(PASSAGE TO READ begins)

There's no duty between the - between the two, and certainly it's not the type of situation - if -if I permitted that, we would basically be making every adversary's or other party to an action's attorney liable to the party they're not representing.

This is too broad a rule, and - and I don't think Petrillo makes that rule. . . . Petrillo says in some
circumstances, if you expect that a buyer is going to rely on the seller's attorney's representations, and the buyer is harmed, then the buyer will have a - a cause of action. But under any facts that are alleged by either side here, I don't see where the Belmontes get a cause of action against the Bogaard defendants.

In dismissing the Belmontes' claim for attorneys' fees and expenses, the trial court added:

We've talked about Innes verses Marzano-Lesnovich, which is the most recent - recent statement at 224 N.J. 584 [(2016)] talking about the fiduciary duty that arises as an escrow agent in that case, although these people happened to be a - attorneys for one of the parties.

. . . .

[T]here is no case that says a non-client can get attorney's fees in an action. . . .

[A]s the Court noted in Innes, departures from the American Rule are the exception. We have awarded counsel fees to a prevailing plaintiff in a legal malpractice action premised upon professional negligence because of the unique nature of the attorney/client relationship. Not the unique nature of the fiduciary relationship - the unique nature of the attorney/client relationship. And certainly, the Belmontes can look to their lawyer, and the Nobises can look to their lawyer for those damages.

But now we are in a situation where they're looking to the other party's lawyer, when they do not have the unique attorney/client relationship. So - and the Court goes on to say [in Innes,] we have never held that a non-
client is entitled to a fee-shifting award for an attorney's negligence.

. . . .

There's - there's not authority for finding an attorney/client relationship. There . . . could be a finding that a - fiduciary obligation was breached, but that does not necessarily . . . flow from there that the attorney/client relationship allowing the recoupment of attorney's fees would be permissible. And I note that everybody's attorney is already in this case.

(PASSAGE TO READ ends)

REQUIREMENT: Reproduce the trial court's remarks above verbatim, from "In dismissing the" up to and including "of the parties.".

(PROVIDED INFORMATION begins)

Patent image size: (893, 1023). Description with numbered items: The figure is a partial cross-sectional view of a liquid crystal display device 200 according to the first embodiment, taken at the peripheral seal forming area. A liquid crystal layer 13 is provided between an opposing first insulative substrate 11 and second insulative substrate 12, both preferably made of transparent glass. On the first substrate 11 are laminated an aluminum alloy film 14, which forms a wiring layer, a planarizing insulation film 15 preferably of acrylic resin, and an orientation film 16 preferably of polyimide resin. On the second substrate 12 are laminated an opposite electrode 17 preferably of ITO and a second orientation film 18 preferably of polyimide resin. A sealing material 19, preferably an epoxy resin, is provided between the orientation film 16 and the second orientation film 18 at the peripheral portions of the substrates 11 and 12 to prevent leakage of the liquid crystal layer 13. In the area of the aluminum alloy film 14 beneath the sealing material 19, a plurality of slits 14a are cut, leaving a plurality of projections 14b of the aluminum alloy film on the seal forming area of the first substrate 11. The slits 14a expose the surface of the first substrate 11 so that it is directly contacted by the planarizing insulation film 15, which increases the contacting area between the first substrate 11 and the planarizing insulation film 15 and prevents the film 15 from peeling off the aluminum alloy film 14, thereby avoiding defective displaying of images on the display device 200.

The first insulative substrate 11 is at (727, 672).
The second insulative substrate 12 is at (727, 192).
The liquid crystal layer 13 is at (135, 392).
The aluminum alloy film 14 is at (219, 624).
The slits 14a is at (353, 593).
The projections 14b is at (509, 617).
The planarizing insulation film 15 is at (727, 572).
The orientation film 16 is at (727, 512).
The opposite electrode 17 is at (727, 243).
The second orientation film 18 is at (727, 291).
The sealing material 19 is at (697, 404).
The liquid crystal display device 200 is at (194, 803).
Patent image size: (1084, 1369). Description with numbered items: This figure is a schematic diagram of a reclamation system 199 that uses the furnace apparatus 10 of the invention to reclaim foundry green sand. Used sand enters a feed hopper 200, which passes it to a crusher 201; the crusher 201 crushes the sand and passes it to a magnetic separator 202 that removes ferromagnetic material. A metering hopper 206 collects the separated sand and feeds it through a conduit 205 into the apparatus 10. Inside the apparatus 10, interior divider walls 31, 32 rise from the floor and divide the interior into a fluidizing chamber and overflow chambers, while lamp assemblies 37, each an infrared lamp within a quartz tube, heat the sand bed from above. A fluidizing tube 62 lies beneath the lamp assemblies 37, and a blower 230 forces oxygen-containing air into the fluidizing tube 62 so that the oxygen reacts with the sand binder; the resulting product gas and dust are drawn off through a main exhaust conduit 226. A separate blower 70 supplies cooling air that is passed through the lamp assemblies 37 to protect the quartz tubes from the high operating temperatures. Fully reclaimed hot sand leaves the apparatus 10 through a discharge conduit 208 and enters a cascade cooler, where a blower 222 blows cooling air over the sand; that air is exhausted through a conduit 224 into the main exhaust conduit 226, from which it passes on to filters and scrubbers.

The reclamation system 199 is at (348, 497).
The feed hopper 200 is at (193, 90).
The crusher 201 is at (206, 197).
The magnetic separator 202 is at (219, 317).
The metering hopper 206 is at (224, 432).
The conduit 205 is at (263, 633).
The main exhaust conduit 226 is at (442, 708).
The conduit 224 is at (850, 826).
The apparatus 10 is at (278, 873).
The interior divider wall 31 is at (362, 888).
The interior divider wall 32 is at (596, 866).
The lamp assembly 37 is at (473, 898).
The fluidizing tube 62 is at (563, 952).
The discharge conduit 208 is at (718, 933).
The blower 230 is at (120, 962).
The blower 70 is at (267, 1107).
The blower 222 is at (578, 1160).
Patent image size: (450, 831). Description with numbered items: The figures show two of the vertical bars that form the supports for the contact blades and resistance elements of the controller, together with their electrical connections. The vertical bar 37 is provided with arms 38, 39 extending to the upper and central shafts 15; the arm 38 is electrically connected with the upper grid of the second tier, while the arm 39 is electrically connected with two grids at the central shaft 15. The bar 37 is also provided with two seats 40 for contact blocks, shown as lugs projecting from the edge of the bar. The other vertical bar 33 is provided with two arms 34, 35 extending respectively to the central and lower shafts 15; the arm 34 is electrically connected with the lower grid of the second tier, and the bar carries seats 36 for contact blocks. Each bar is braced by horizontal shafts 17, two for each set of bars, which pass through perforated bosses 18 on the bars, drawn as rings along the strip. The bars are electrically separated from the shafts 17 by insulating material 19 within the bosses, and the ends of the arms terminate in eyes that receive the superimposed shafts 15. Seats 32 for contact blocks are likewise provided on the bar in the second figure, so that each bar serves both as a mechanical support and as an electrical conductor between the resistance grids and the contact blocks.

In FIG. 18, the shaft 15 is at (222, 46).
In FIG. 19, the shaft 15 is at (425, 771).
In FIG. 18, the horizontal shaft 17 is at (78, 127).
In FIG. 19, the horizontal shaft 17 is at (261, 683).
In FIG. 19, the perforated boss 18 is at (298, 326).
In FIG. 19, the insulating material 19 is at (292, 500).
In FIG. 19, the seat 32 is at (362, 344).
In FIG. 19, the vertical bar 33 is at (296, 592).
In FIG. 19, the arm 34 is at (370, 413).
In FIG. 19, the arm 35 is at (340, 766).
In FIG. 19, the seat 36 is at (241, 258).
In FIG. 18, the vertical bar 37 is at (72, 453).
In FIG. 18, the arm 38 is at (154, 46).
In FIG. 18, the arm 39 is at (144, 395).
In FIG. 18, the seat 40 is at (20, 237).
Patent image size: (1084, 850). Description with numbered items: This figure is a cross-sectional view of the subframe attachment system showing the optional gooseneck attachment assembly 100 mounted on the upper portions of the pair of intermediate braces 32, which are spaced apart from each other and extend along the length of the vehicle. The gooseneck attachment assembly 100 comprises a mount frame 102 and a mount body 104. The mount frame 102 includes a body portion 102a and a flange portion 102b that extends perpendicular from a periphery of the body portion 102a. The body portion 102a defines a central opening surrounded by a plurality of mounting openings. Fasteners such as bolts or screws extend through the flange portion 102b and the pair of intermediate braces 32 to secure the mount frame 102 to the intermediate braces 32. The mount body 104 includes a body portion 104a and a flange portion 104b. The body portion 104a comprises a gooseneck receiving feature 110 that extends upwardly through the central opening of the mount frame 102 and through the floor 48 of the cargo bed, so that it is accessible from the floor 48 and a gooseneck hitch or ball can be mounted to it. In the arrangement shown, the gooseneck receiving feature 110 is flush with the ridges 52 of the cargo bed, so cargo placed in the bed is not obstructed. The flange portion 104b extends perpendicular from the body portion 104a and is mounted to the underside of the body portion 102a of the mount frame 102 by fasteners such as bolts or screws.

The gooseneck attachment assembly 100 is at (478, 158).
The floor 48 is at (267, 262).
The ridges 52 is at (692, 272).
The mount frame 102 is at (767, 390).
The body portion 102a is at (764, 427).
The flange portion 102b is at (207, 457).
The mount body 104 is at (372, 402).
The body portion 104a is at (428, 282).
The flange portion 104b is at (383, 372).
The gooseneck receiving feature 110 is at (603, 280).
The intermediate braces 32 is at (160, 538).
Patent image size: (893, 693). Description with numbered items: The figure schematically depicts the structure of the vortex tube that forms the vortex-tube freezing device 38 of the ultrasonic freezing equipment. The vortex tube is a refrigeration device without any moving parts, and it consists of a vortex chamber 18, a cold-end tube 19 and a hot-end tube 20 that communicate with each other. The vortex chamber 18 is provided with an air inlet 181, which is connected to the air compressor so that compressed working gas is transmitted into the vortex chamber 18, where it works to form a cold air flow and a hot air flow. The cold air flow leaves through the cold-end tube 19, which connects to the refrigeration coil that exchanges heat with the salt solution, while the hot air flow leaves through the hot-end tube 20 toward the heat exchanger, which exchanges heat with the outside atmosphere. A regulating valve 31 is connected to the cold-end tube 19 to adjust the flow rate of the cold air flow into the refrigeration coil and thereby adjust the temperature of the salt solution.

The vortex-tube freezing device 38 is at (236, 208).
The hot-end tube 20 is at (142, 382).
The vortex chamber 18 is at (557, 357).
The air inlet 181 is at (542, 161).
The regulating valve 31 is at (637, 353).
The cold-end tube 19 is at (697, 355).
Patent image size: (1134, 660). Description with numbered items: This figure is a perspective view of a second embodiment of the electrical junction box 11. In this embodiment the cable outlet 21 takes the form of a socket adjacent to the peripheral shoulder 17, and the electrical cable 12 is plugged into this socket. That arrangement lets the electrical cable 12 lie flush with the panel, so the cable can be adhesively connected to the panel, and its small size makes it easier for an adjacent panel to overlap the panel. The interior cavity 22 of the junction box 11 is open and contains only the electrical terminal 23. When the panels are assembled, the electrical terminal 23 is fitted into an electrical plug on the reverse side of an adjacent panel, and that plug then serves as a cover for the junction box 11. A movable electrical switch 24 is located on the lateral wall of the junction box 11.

(PROVIDED INFORMATION ends)

SOLUTION TO THIS PROBLEM:
In dismissing the Belmontes' claim for attorneys' fees and expenses, the trial court added:

We've talked about Innes verses Marzano-Lesnovich, which is the most recent - recent statement at 224 N.J. 584 [(2016)] talking about the fiduciary duty that arises as an escrow agent in that case, although these people happened to be a - attorneys for one of the parties.